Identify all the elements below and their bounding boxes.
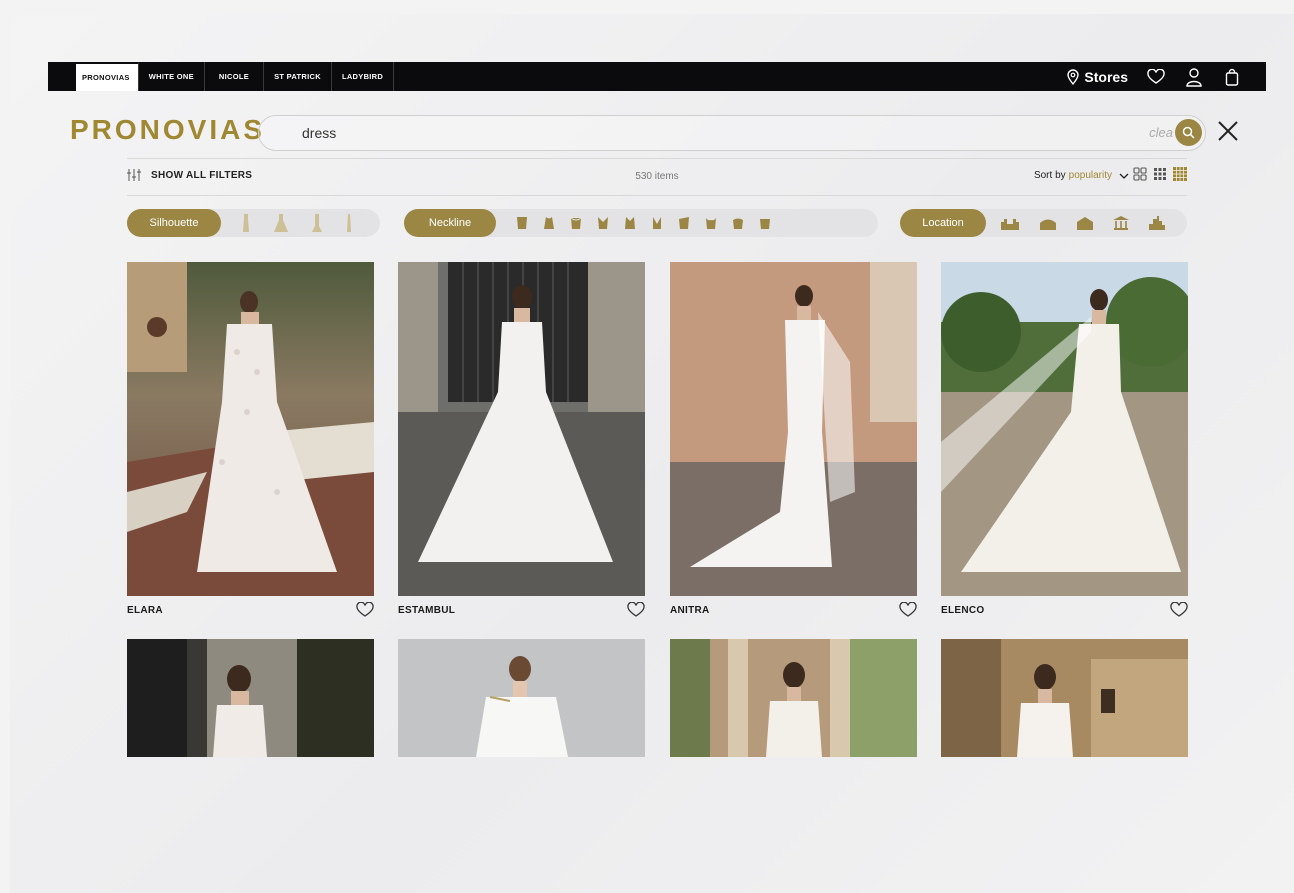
neckline-icon-5[interactable] xyxy=(624,216,636,230)
location-options xyxy=(1000,215,1166,231)
product-name[interactable]: ANITRA xyxy=(670,605,710,616)
stores-link[interactable]: Stores xyxy=(1066,69,1128,85)
grid-view-switcher xyxy=(1133,167,1187,181)
neckline-options xyxy=(516,216,771,230)
neckline-icon-6[interactable] xyxy=(651,216,663,230)
brand-tab-nicole[interactable]: NICOLE xyxy=(205,62,265,91)
wishlist-heart-icon[interactable] xyxy=(356,602,374,618)
product-name[interactable]: ELENCO xyxy=(941,605,984,616)
wishlist-heart-icon[interactable] xyxy=(899,602,917,618)
grid-2x2-icon[interactable] xyxy=(1133,167,1147,181)
ballgown-dress-icon[interactable] xyxy=(273,213,289,233)
chevron-down-icon xyxy=(1119,173,1129,179)
brand-tab-st-patrick[interactable]: ST PATRICK xyxy=(264,62,332,91)
product-image[interactable] xyxy=(398,639,645,757)
product-image[interactable] xyxy=(127,639,374,757)
brand-tab-ladybird[interactable]: LADYBIRD xyxy=(332,62,395,91)
wishlist-heart-icon[interactable] xyxy=(1144,65,1168,89)
silhouette-options xyxy=(241,213,353,233)
temple-icon[interactable] xyxy=(1112,215,1130,231)
product-image[interactable] xyxy=(398,262,645,596)
grid-3x3-icon[interactable] xyxy=(1153,167,1167,181)
neckline-icon-3[interactable] xyxy=(570,216,582,230)
pronovias-logo[interactable]: PRONOVIAS xyxy=(70,114,265,146)
top-actions: Stores xyxy=(1066,62,1266,91)
city-icon[interactable] xyxy=(1148,215,1166,231)
neckline-icon-2[interactable] xyxy=(543,216,555,230)
castle-icon[interactable] xyxy=(1000,215,1020,231)
product-name[interactable]: ESTAMBUL xyxy=(398,605,455,616)
sort-prefix: Sort by xyxy=(1033,170,1066,181)
column-dress-icon[interactable] xyxy=(241,213,251,233)
palace-icon[interactable] xyxy=(1038,215,1058,231)
search-value: dress xyxy=(302,125,337,141)
neckline-icon-10[interactable] xyxy=(759,216,771,230)
neckline-icon-7[interactable] xyxy=(678,216,690,230)
location-filter-group: Location xyxy=(900,209,1187,237)
sort-value: popularity xyxy=(1068,170,1112,181)
product-name[interactable]: ELARA xyxy=(127,605,163,616)
items-count: 530 items xyxy=(635,171,679,182)
neckline-icon-4[interactable] xyxy=(597,216,609,230)
product-image[interactable] xyxy=(941,639,1188,757)
account-user-icon[interactable] xyxy=(1182,65,1206,89)
close-search-icon[interactable] xyxy=(1214,117,1242,145)
clear-search-link[interactable]: clea xyxy=(1149,125,1173,140)
sort-dropdown[interactable]: Sort by popularity xyxy=(1034,170,1129,181)
product-image[interactable] xyxy=(127,262,374,596)
wishlist-heart-icon[interactable] xyxy=(1170,602,1188,618)
stores-label: Stores xyxy=(1084,68,1128,85)
search-icon xyxy=(1182,126,1195,139)
search-button[interactable] xyxy=(1175,119,1202,146)
neckline-icon-1[interactable] xyxy=(516,216,528,230)
silhouette-filter-group: Silhouette xyxy=(127,209,380,237)
sheath-dress-icon[interactable] xyxy=(345,213,353,233)
neckline-filter-group: Neckline xyxy=(404,209,878,237)
results-toolbar: SHOW ALL FILTERS 530 items Sort by popul… xyxy=(127,158,1187,196)
location-pin-icon xyxy=(1067,68,1080,85)
shopping-bag-icon[interactable] xyxy=(1220,65,1244,89)
search-input[interactable]: dress clea xyxy=(258,115,1206,151)
wishlist-heart-icon[interactable] xyxy=(627,602,645,618)
brand-tabs: PRONOVIAS WHITE ONE NICOLE ST PATRICK LA… xyxy=(48,62,395,91)
neckline-icon-8[interactable] xyxy=(705,216,717,230)
product-image[interactable] xyxy=(670,262,917,596)
mermaid-dress-icon[interactable] xyxy=(311,213,323,233)
brand-tab-white-one[interactable]: WHITE ONE xyxy=(139,62,205,91)
product-image[interactable] xyxy=(670,639,917,757)
neckline-icon-9[interactable] xyxy=(732,216,744,230)
mansion-icon[interactable] xyxy=(1076,215,1094,231)
neckline-chip[interactable]: Neckline xyxy=(404,209,496,237)
grid-4x4-icon[interactable] xyxy=(1173,167,1187,181)
silhouette-chip[interactable]: Silhouette xyxy=(127,209,221,237)
location-chip[interactable]: Location xyxy=(900,209,986,237)
brand-navbar: PRONOVIAS WHITE ONE NICOLE ST PATRICK LA… xyxy=(48,62,1266,91)
product-image[interactable] xyxy=(941,262,1188,596)
brand-tab-pronovias[interactable]: PRONOVIAS xyxy=(48,62,139,91)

^^^^^^^^^^^^^^^^

◆ TASK DESCRIPTION ◆
Can you return each line of the items above verbatim, with the picture left out?

◆ WRITTEN ANSWER ◆
Identify all the elements below and their bounding boxes.
neckline-icon-5[interactable] xyxy=(624,216,636,230)
location-options xyxy=(1000,215,1166,231)
product-name[interactable]: ANITRA xyxy=(670,605,710,616)
stores-link[interactable]: Stores xyxy=(1066,69,1128,85)
grid-view-switcher xyxy=(1133,167,1187,181)
neckline-options xyxy=(516,216,771,230)
neckline-icon-6[interactable] xyxy=(651,216,663,230)
brand-tab-nicole[interactable]: NICOLE xyxy=(205,62,265,91)
wishlist-heart-icon[interactable] xyxy=(356,602,374,618)
product-name[interactable]: ELENCO xyxy=(941,605,984,616)
wishlist-heart-icon[interactable] xyxy=(899,602,917,618)
grid-2x2-icon[interactable] xyxy=(1133,167,1147,181)
ballgown-dress-icon[interactable] xyxy=(273,213,289,233)
chevron-down-icon xyxy=(1119,173,1129,179)
brand-tab-st-patrick[interactable]: ST PATRICK xyxy=(264,62,332,91)
product-image[interactable] xyxy=(398,639,645,757)
product-image[interactable] xyxy=(127,639,374,757)
brand-tab-ladybird[interactable]: LADYBIRD xyxy=(332,62,395,91)
wishlist-heart-icon[interactable] xyxy=(1144,65,1168,89)
silhouette-options xyxy=(241,213,353,233)
temple-icon[interactable] xyxy=(1112,215,1130,231)
product-image[interactable] xyxy=(398,262,645,596)
grid-3x3-icon[interactable] xyxy=(1153,167,1167,181)
neckline-icon-3[interactable] xyxy=(570,216,582,230)
pronovias-logo[interactable]: PRONOVIAS xyxy=(70,114,265,146)
top-actions: Stores xyxy=(1066,62,1266,91)
city-icon[interactable] xyxy=(1148,215,1166,231)
neckline-icon-2[interactable] xyxy=(543,216,555,230)
castle-icon[interactable] xyxy=(1000,215,1020,231)
product-name[interactable]: ESTAMBUL xyxy=(398,605,455,616)
sort-prefix: Sort by xyxy=(1033,170,1066,181)
column-dress-icon[interactable] xyxy=(241,213,251,233)
palace-icon[interactable] xyxy=(1038,215,1058,231)
search-value: dress xyxy=(302,125,337,141)
neckline-icon-10[interactable] xyxy=(759,216,771,230)
neckline-icon-7[interactable] xyxy=(678,216,690,230)
location-filter-group: Location xyxy=(900,209,1187,237)
sort-value: popularity xyxy=(1068,170,1112,181)
product-name[interactable]: ELARA xyxy=(127,605,163,616)
items-count: 530 items xyxy=(635,171,679,182)
neckline-icon-4[interactable] xyxy=(597,216,609,230)
product-image[interactable] xyxy=(941,639,1188,757)
account-user-icon[interactable] xyxy=(1182,65,1206,89)
close-search-icon[interactable] xyxy=(1214,117,1242,145)
clear-search-link[interactable]: clea xyxy=(1149,125,1173,140)
sort-dropdown[interactable]: Sort by popularity xyxy=(1034,170,1129,181)
product-image[interactable] xyxy=(127,262,374,596)
wishlist-heart-icon[interactable] xyxy=(1170,602,1188,618)
stores-label: Stores xyxy=(1084,68,1128,85)
search-icon xyxy=(1182,126,1195,139)
search-button[interactable] xyxy=(1175,119,1202,146)
neckline-icon-1[interactable] xyxy=(516,216,528,230)
silhouette-filter-group: Silhouette xyxy=(127,209,380,237)
sheath-dress-icon[interactable] xyxy=(345,213,353,233)
neckline-filter-group: Neckline xyxy=(404,209,878,237)
results-toolbar: SHOW ALL FILTERS 530 items Sort by popul… xyxy=(127,158,1187,196)
location-pin-icon xyxy=(1067,68,1080,85)
shopping-bag-icon[interactable] xyxy=(1220,65,1244,89)
search-input[interactable]: dress clea xyxy=(258,115,1206,151)
wishlist-heart-icon[interactable] xyxy=(627,602,645,618)
brand-tabs: PRONOVIAS WHITE ONE NICOLE ST PATRICK LA… xyxy=(48,62,395,91)
neckline-icon-8[interactable] xyxy=(705,216,717,230)
product-image[interactable] xyxy=(670,262,917,596)
mermaid-dress-icon[interactable] xyxy=(311,213,323,233)
brand-tab-white-one[interactable]: WHITE ONE xyxy=(139,62,205,91)
product-image[interactable] xyxy=(670,639,917,757)
neckline-icon-9[interactable] xyxy=(732,216,744,230)
mansion-icon[interactable] xyxy=(1076,215,1094,231)
neckline-chip[interactable]: Neckline xyxy=(404,209,496,237)
grid-4x4-icon[interactable] xyxy=(1173,167,1187,181)
silhouette-chip[interactable]: Silhouette xyxy=(127,209,221,237)
location-chip[interactable]: Location xyxy=(900,209,986,237)
brand-navbar: PRONOVIAS WHITE ONE NICOLE ST PATRICK LA… xyxy=(48,62,1266,91)
product-image[interactable] xyxy=(941,262,1188,596)
brand-tab-pronovias[interactable]: PRONOVIAS xyxy=(48,62,139,91)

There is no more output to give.